Pull out every line in the records that contains the string "宁夏医科大学各项规章制度二".
######
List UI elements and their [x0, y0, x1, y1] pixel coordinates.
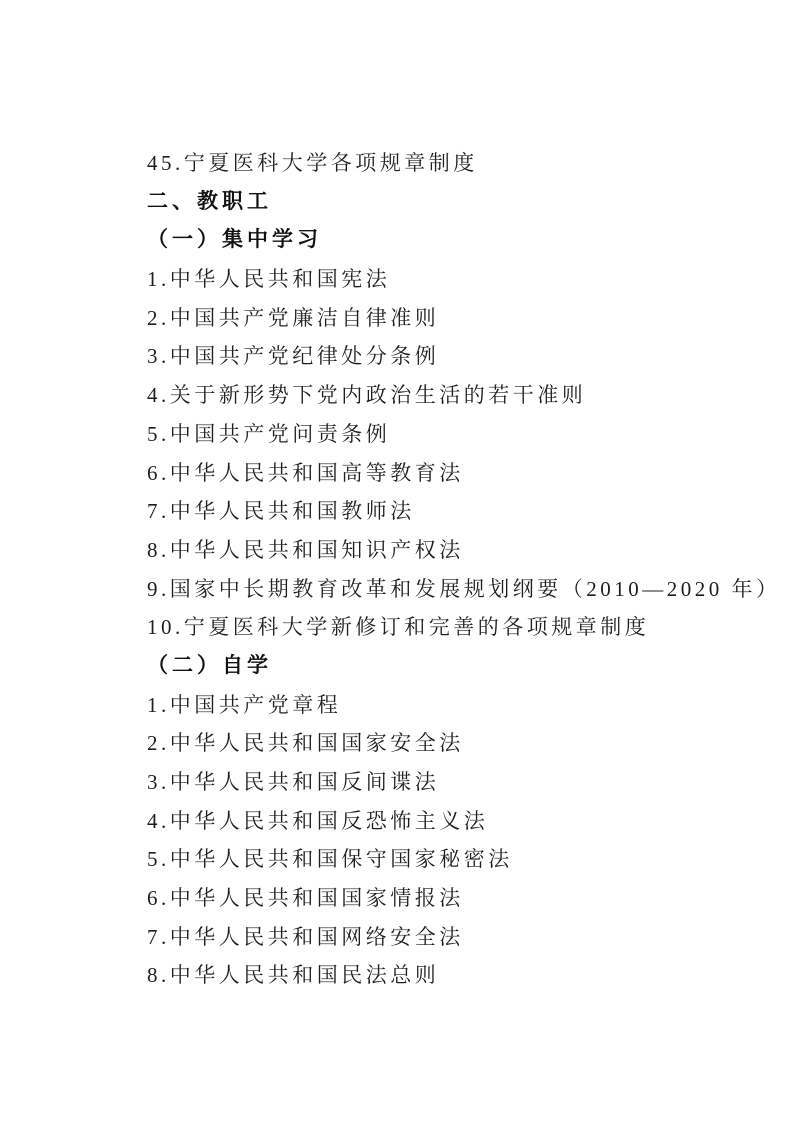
- document-line: 45.宁夏医科大学各项规章制度: [147, 144, 753, 183]
- document-line: 8.中华人民共和国知识产权法: [147, 531, 753, 570]
- document-line: 2.中华人民共和国国家安全法: [147, 724, 753, 763]
- document-line: 6.中华人民共和国高等教育法: [147, 454, 753, 493]
- document-line: 6.中华人民共和国国家情报法: [147, 879, 753, 918]
- document-line: 5.中国共产党问责条例: [147, 415, 753, 454]
- document-line: 10.宁夏医科大学新修订和完善的各项规章制度: [147, 608, 753, 647]
- document-line: 5.中华人民共和国保守国家秘密法: [147, 840, 753, 879]
- document-line: 7.中华人民共和国教师法: [147, 492, 753, 531]
- document-line: 4.关于新形势下党内政治生活的若干准则: [147, 376, 753, 415]
- document-line: 4.中华人民共和国反恐怖主义法: [147, 802, 753, 841]
- document-line: 7.中华人民共和国网络安全法: [147, 918, 753, 957]
- document-line: 3.中华人民共和国反间谍法: [147, 763, 753, 802]
- document-line: 8.中华人民共和国民法总则: [147, 956, 753, 995]
- document-heading: 二、教职工: [147, 183, 753, 222]
- document-page: 45.宁夏医科大学各项规章制度二、教职工（一）集中学习1.中华人民共和国宪法2.…: [0, 0, 793, 1122]
- document-line: 3.中国共产党纪律处分条例: [147, 337, 753, 376]
- document-line: 1.中国共产党章程: [147, 686, 753, 725]
- document-heading: （一）集中学习: [147, 221, 753, 260]
- document-line: 2.中国共产党廉洁自律准则: [147, 299, 753, 338]
- document-line: 9.国家中长期教育改革和发展规划纲要（2010—2020 年）: [147, 570, 753, 609]
- document-line: 1.中华人民共和国宪法: [147, 260, 753, 299]
- document-content: 45.宁夏医科大学各项规章制度二、教职工（一）集中学习1.中华人民共和国宪法2.…: [147, 144, 753, 995]
- document-heading: （二）自学: [147, 647, 753, 686]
######
[Result for this exercise]:
- document-page: 45.宁夏医科大学各项规章制度二、教职工（一）集中学习1.中华人民共和国宪法2.…: [0, 0, 793, 1122]
- document-content: 45.宁夏医科大学各项规章制度二、教职工（一）集中学习1.中华人民共和国宪法2.…: [147, 144, 753, 995]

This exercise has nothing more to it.